■ **Input for this task**:
+ + + + +

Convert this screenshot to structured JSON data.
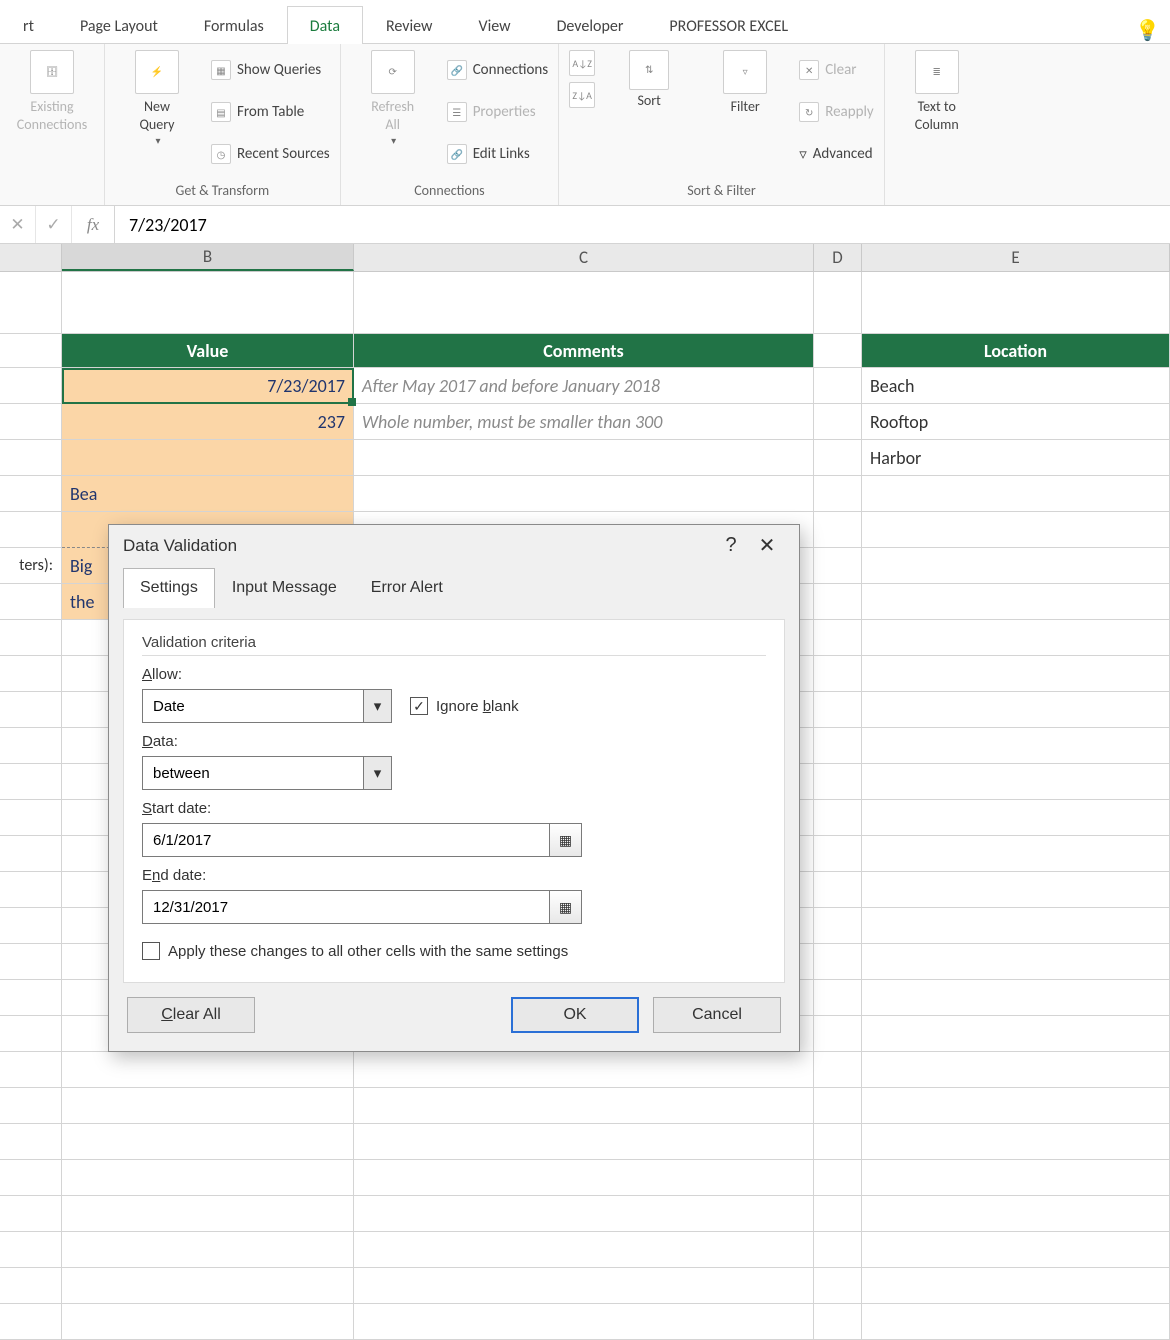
{
  "tabs": {
    "t0": "rt",
    "t1": "Page Layout",
    "t2": "Formulas",
    "t3": "Data",
    "t4": "Review",
    "t5": "View",
    "t6": "Developer",
    "t7": "PROFESSOR EXCEL"
  },
  "ribbon": {
    "existing_connections": "Existing\nConnections",
    "new_query": "New\nQuery",
    "show_queries": "Show Queries",
    "from_table": "From Table",
    "recent_sources": "Recent Sources",
    "group_get_transform": "Get & Transform",
    "refresh_all": "Refresh\nAll",
    "connections": "Connections",
    "properties": "Properties",
    "edit_links": "Edit Links",
    "group_connections": "Connections",
    "sort": "Sort",
    "filter": "Filter",
    "clear": "Clear",
    "reapply": "Reapply",
    "advanced": "Advanced",
    "group_sort_filter": "Sort & Filter",
    "text_to_columns": "Text to\nColumn"
  },
  "formula_bar": {
    "value": "7/23/2017"
  },
  "columns": {
    "B": "B",
    "C": "C",
    "D": "D",
    "E": "E"
  },
  "grid": {
    "hdr_value": "Value",
    "hdr_comments": "Comments",
    "hdr_location": "Location",
    "r1_value": "7/23/2017",
    "r1_comment": "After May 2017 and before January 2018",
    "r2_value": "237",
    "r2_comment": "Whole number, must be smaller than 300",
    "r3_bea": "Bea",
    "r4_a_top": "ters):",
    "r4_big": "Big",
    "r4_the": "the",
    "e1": "Beach",
    "e2": "Rooftop",
    "e3": "Harbor"
  },
  "dialog": {
    "title": "Data Validation",
    "tab_settings": "Settings",
    "tab_input": "Input Message",
    "tab_error": "Error Alert",
    "legend": "Validation criteria",
    "allow_label_pre": "A",
    "allow_label_post": "llow:",
    "allow_value": "Date",
    "ignore_blank_pre": "Ignore ",
    "ignore_blank_u": "b",
    "ignore_blank_post": "lank",
    "ignore_blank_checked": true,
    "data_label_pre": "D",
    "data_label_post": "ata:",
    "data_value": "between",
    "start_label_pre": "S",
    "start_label_post": "tart date:",
    "start_value": "6/1/2017",
    "end_label_pre": "E",
    "end_label_u": "n",
    "end_label_post": "d date:",
    "end_value": "12/31/2017",
    "apply_all": "Apply these changes to all other cells with the same settings",
    "apply_all_checked": false,
    "clear_all_pre": "C",
    "clear_all_post": "lear All",
    "ok": "OK",
    "cancel": "Cancel"
  }
}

+ + + + +

■ **How to complete this task**: Repeat the entries exactly and keep the pictures out of the copy.

■ **Exercise output**:
Convert this screenshot to structured JSON data.
{
  "tabs": {
    "t0": "rt",
    "t1": "Page Layout",
    "t2": "Formulas",
    "t3": "Data",
    "t4": "Review",
    "t5": "View",
    "t6": "Developer",
    "t7": "PROFESSOR EXCEL"
  },
  "ribbon": {
    "existing_connections": "Existing\nConnections",
    "new_query": "New\nQuery",
    "show_queries": "Show Queries",
    "from_table": "From Table",
    "recent_sources": "Recent Sources",
    "group_get_transform": "Get & Transform",
    "refresh_all": "Refresh\nAll",
    "connections": "Connections",
    "properties": "Properties",
    "edit_links": "Edit Links",
    "group_connections": "Connections",
    "sort": "Sort",
    "filter": "Filter",
    "clear": "Clear",
    "reapply": "Reapply",
    "advanced": "Advanced",
    "group_sort_filter": "Sort & Filter",
    "text_to_columns": "Text to\nColumn"
  },
  "formula_bar": {
    "value": "7/23/2017"
  },
  "columns": {
    "B": "B",
    "C": "C",
    "D": "D",
    "E": "E"
  },
  "grid": {
    "hdr_value": "Value",
    "hdr_comments": "Comments",
    "hdr_location": "Location",
    "r1_value": "7/23/2017",
    "r1_comment": "After May 2017 and before January 2018",
    "r2_value": "237",
    "r2_comment": "Whole number, must be smaller than 300",
    "r3_bea": "Bea",
    "r4_a_top": "ters):",
    "r4_big": "Big",
    "r4_the": "the",
    "e1": "Beach",
    "e2": "Rooftop",
    "e3": "Harbor"
  },
  "dialog": {
    "title": "Data Validation",
    "tab_settings": "Settings",
    "tab_input": "Input Message",
    "tab_error": "Error Alert",
    "legend": "Validation criteria",
    "allow_label_pre": "A",
    "allow_label_post": "llow:",
    "allow_value": "Date",
    "ignore_blank_pre": "Ignore ",
    "ignore_blank_u": "b",
    "ignore_blank_post": "lank",
    "ignore_blank_checked": true,
    "data_label_pre": "D",
    "data_label_post": "ata:",
    "data_value": "between",
    "start_label_pre": "S",
    "start_label_post": "tart date:",
    "start_value": "6/1/2017",
    "end_label_pre": "E",
    "end_label_u": "n",
    "end_label_post": "d date:",
    "end_value": "12/31/2017",
    "apply_all": "Apply these changes to all other cells with the same settings",
    "apply_all_checked": false,
    "clear_all_pre": "C",
    "clear_all_post": "lear All",
    "ok": "OK",
    "cancel": "Cancel"
  }
}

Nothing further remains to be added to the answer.